▶ **Problem to solve**:
Filter the records below down to lines containing "Fast".

▶ **Rows**:
--- start ---

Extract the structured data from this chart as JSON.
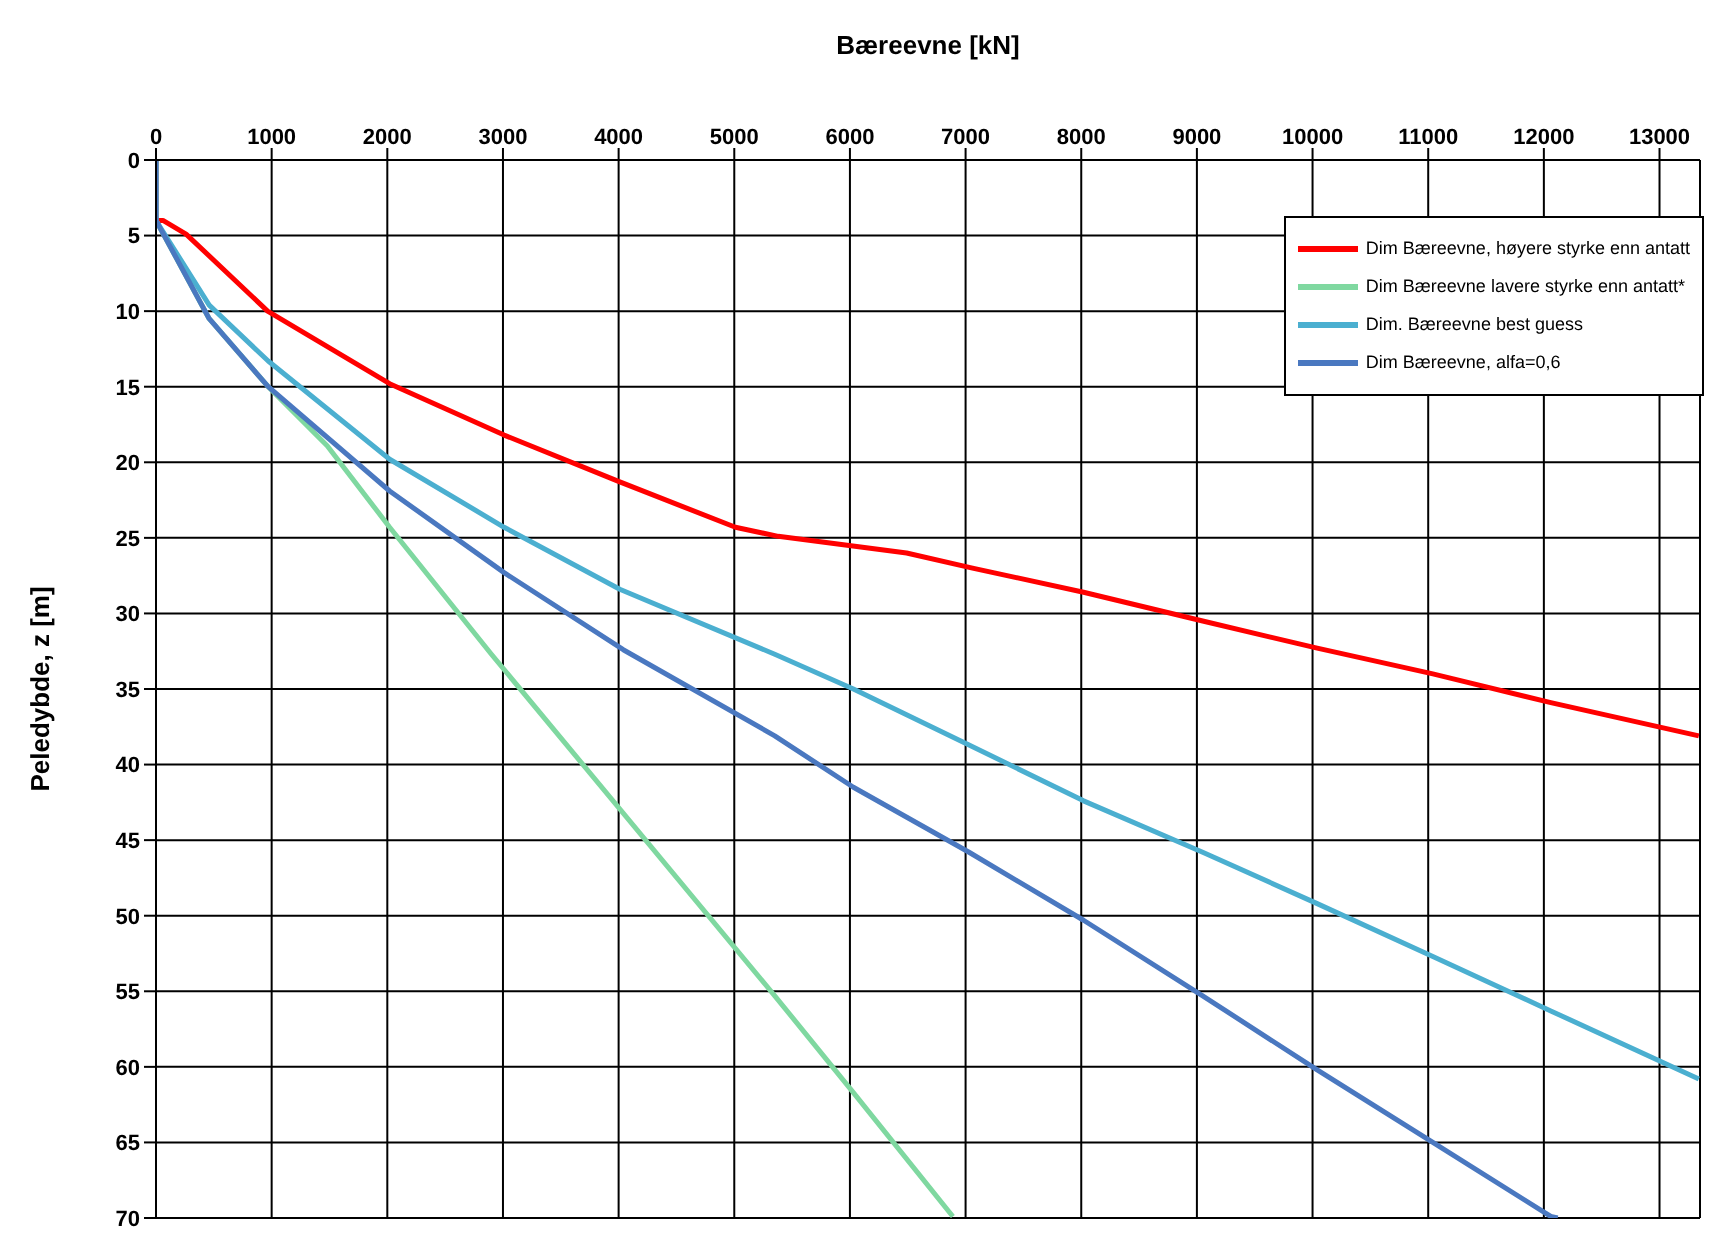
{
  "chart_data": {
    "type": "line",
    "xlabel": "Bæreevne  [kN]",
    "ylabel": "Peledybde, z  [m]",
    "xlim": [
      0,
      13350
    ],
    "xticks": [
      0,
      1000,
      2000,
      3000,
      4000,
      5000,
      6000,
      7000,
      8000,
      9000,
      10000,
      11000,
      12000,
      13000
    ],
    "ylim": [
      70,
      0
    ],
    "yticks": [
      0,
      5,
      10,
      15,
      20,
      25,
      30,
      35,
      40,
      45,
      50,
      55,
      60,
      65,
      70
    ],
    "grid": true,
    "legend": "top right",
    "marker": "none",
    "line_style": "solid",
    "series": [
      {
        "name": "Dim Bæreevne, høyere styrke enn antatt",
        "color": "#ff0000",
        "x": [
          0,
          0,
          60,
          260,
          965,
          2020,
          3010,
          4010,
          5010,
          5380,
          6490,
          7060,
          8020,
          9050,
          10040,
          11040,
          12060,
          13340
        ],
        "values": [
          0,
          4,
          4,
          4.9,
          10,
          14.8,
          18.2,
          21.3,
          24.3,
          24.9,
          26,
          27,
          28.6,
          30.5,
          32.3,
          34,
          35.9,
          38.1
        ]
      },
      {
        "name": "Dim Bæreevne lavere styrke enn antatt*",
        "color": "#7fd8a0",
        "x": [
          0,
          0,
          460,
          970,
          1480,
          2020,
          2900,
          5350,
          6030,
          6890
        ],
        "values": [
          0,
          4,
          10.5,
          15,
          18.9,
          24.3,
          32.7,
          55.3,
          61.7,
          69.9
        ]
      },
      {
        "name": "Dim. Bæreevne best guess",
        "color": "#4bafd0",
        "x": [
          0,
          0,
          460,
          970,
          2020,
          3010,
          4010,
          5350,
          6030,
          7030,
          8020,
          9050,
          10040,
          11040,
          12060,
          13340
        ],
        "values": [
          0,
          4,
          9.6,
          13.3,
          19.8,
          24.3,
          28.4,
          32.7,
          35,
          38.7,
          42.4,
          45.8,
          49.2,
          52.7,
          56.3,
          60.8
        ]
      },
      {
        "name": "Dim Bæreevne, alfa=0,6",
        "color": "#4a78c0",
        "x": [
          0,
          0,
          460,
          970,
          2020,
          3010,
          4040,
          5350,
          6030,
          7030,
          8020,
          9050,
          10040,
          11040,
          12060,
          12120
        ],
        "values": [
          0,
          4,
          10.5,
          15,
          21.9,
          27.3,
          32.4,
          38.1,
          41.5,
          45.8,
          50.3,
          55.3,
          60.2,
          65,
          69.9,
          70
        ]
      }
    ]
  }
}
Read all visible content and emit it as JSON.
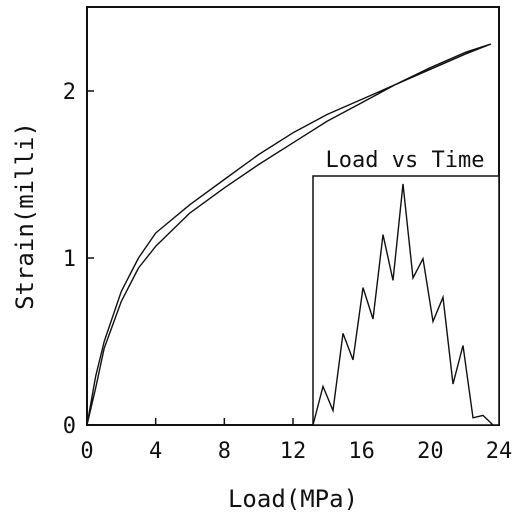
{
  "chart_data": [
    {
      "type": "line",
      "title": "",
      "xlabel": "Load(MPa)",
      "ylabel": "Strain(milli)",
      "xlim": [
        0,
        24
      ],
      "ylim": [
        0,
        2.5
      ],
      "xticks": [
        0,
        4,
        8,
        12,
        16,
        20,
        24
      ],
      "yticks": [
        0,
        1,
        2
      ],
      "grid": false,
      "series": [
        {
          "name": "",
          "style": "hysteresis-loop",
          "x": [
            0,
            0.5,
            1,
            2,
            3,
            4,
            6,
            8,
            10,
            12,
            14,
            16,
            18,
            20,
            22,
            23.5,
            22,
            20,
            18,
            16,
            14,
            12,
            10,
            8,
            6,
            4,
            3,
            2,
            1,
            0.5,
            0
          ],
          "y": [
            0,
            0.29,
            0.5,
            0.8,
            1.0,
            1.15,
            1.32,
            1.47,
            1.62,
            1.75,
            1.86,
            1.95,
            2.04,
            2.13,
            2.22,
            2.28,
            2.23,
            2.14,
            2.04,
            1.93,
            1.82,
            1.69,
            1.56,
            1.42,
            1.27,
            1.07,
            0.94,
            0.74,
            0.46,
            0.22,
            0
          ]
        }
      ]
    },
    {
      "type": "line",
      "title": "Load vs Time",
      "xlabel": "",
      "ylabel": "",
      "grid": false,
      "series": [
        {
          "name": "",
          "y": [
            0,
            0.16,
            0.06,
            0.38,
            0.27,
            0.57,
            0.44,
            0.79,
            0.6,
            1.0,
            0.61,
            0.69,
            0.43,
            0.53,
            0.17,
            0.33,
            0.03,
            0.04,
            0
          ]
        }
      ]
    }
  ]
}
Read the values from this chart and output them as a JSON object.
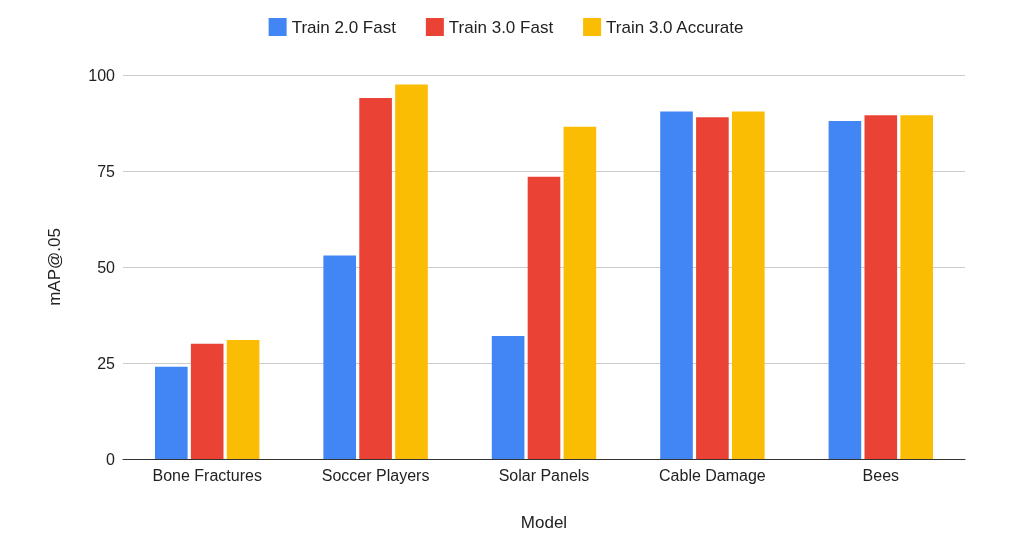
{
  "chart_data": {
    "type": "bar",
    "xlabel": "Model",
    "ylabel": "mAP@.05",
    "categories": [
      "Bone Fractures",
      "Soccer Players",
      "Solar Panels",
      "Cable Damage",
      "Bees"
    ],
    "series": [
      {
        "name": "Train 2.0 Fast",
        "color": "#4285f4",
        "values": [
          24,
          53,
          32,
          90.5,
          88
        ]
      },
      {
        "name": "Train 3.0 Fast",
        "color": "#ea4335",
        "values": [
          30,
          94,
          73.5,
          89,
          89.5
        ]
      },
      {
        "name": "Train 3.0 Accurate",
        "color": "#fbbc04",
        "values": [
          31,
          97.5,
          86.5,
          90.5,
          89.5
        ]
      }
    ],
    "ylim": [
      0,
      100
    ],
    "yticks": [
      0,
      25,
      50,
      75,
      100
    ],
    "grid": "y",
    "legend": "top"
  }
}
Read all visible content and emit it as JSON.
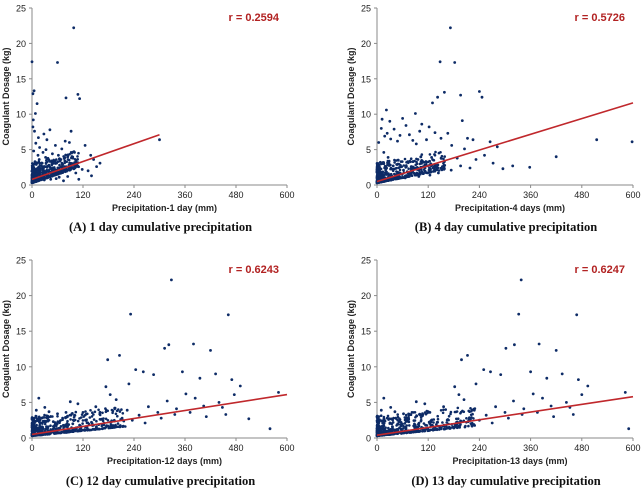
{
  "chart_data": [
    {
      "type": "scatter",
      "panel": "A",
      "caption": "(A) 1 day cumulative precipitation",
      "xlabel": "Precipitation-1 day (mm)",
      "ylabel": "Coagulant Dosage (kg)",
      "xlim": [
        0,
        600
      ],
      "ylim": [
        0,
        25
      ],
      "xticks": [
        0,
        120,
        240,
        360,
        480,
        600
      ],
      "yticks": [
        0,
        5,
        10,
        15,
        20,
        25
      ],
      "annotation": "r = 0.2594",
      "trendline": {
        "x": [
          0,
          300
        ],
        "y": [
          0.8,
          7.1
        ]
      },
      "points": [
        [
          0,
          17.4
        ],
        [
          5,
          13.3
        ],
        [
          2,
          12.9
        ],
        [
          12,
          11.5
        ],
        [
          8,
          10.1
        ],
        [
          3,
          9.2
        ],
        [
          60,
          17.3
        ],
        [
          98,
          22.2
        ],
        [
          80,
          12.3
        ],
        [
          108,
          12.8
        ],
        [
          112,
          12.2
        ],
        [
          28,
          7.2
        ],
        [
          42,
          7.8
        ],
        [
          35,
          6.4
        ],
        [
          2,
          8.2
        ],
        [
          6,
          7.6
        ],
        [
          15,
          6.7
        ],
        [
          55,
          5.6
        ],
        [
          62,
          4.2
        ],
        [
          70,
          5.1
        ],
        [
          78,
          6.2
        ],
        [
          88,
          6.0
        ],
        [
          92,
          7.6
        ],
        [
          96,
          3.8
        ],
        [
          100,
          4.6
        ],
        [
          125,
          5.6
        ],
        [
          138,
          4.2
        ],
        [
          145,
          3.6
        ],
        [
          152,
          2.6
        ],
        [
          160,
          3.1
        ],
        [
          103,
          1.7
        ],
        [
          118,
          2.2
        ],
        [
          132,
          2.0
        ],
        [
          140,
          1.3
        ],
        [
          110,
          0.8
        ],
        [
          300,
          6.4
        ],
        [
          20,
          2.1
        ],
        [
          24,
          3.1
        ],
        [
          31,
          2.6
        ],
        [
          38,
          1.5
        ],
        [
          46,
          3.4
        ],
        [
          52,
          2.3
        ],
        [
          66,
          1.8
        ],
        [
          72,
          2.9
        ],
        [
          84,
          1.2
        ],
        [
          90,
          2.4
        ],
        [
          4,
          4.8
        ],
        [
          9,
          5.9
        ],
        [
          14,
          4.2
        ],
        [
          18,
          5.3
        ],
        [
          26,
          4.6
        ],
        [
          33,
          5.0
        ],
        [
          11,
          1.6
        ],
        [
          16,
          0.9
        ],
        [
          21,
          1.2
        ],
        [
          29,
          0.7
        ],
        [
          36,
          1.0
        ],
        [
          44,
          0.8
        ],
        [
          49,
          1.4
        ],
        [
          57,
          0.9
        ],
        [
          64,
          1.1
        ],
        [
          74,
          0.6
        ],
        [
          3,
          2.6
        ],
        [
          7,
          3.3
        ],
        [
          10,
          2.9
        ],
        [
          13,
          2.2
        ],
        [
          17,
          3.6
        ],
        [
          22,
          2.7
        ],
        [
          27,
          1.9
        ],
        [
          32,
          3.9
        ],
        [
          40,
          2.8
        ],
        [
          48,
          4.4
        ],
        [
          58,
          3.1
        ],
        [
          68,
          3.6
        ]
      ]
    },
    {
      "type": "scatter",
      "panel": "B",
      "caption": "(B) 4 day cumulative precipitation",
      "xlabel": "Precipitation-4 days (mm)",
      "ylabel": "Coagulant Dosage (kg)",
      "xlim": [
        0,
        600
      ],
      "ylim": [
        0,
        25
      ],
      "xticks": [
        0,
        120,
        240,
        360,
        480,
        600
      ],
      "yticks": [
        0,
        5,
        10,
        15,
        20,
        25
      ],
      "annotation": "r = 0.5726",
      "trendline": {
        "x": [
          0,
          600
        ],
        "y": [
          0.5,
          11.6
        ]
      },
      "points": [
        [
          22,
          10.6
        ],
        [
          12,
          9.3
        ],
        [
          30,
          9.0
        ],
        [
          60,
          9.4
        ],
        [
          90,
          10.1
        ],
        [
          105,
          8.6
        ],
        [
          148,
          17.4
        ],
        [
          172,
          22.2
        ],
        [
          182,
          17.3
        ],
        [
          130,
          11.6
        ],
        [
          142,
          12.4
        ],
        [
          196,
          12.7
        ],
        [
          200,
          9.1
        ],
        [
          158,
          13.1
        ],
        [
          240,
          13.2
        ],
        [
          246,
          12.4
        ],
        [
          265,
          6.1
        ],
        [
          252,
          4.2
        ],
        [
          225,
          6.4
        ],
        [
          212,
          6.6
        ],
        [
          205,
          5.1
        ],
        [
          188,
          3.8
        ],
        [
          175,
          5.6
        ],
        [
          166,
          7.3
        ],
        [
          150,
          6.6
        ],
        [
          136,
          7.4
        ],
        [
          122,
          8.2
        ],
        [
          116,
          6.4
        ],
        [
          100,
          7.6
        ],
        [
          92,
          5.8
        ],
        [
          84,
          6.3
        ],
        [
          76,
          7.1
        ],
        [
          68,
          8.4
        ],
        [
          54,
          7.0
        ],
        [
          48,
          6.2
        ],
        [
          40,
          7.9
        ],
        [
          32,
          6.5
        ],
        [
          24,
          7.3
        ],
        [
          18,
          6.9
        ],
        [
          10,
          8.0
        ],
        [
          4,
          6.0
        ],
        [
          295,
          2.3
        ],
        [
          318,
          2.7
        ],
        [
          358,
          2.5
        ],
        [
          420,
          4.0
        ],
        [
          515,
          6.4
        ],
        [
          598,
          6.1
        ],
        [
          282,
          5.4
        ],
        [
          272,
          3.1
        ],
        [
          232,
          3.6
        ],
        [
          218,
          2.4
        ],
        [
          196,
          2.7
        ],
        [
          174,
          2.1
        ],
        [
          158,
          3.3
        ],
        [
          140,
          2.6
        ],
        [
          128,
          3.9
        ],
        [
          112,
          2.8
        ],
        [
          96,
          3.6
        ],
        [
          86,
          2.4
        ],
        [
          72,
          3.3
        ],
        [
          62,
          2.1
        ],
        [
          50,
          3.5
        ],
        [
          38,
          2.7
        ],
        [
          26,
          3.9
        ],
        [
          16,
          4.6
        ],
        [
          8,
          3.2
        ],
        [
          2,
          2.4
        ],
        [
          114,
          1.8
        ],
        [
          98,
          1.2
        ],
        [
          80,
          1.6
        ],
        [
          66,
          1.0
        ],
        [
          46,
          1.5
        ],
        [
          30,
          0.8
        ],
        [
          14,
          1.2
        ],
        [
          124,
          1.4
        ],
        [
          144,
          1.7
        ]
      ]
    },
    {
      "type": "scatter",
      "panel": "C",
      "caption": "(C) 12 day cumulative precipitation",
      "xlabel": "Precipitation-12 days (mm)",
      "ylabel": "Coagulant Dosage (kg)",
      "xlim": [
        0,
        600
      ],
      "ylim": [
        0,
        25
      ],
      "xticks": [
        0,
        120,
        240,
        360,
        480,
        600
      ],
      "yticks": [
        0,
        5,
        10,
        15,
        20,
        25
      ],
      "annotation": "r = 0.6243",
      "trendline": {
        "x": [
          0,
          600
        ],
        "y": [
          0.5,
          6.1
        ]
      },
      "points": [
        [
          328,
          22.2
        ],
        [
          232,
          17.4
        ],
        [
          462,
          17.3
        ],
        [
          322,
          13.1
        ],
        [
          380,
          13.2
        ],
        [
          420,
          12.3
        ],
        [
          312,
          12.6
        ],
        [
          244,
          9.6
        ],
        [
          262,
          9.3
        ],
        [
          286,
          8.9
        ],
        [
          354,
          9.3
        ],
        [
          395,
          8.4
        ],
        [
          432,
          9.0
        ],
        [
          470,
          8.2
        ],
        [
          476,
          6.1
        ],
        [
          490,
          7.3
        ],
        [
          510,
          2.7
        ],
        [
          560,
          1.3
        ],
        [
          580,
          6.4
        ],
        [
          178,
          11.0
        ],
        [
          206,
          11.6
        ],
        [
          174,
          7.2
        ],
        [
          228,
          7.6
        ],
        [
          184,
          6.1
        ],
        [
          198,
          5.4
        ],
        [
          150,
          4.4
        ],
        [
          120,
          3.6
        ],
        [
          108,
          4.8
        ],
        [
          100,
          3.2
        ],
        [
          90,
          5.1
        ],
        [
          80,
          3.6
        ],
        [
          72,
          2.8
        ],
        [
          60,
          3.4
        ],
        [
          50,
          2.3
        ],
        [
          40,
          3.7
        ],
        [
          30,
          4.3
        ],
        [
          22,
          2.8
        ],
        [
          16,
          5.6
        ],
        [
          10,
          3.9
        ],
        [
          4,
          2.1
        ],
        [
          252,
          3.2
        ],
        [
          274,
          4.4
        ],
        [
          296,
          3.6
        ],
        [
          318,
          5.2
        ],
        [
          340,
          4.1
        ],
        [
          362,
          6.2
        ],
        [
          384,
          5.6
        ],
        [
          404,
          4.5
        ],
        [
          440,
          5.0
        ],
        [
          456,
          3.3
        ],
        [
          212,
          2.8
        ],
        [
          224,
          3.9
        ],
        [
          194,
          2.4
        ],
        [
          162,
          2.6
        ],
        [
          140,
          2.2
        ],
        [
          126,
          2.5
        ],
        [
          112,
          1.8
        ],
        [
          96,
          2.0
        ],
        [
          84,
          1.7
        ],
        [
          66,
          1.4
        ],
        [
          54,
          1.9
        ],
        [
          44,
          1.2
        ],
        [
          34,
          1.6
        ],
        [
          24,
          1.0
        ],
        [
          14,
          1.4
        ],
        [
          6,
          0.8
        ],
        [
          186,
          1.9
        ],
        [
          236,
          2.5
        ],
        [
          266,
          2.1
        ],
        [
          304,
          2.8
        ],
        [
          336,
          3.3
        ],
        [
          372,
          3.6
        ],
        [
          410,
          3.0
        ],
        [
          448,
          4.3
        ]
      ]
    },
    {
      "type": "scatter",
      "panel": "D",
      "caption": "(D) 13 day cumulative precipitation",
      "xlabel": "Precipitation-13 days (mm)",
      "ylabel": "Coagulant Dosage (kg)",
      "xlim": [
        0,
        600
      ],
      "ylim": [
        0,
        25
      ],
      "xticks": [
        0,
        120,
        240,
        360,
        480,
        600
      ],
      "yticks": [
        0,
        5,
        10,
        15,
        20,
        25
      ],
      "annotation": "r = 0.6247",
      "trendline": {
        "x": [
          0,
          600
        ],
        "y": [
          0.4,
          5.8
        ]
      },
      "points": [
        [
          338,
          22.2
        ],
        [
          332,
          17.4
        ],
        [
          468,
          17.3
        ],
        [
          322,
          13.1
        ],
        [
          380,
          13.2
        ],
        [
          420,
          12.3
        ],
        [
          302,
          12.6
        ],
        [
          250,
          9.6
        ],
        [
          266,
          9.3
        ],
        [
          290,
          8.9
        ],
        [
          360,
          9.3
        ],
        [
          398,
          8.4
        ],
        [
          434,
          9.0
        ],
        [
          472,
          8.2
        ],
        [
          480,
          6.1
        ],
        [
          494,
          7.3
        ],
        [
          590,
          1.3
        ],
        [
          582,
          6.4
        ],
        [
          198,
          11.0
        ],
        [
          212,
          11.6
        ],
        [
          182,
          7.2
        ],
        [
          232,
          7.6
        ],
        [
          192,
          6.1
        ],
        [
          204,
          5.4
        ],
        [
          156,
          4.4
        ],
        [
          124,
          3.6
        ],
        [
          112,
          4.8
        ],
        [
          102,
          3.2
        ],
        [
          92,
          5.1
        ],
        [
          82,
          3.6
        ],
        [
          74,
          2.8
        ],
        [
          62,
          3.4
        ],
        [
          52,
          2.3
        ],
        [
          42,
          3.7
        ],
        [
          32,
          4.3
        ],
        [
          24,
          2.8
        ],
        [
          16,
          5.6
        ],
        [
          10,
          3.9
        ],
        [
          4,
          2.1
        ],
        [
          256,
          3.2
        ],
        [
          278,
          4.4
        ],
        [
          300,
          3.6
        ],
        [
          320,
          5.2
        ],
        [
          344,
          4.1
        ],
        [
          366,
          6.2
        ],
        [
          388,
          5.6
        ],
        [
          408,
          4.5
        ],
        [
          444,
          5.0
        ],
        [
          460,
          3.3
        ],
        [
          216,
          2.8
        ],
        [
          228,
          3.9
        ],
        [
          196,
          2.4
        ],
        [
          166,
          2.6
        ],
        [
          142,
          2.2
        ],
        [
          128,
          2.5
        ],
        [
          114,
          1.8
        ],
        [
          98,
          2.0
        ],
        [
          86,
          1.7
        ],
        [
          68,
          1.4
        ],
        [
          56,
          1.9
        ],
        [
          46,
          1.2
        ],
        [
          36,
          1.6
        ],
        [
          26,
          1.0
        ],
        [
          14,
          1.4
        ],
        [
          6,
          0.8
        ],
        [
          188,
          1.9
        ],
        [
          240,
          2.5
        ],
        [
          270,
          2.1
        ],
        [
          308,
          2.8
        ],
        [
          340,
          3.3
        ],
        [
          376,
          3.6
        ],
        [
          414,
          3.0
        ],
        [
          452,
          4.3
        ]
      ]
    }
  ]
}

--- end ---

▶ **Answer in full**:
        "name": "Train 2.0 Fast",
        "name": "Train 3.0 Fast",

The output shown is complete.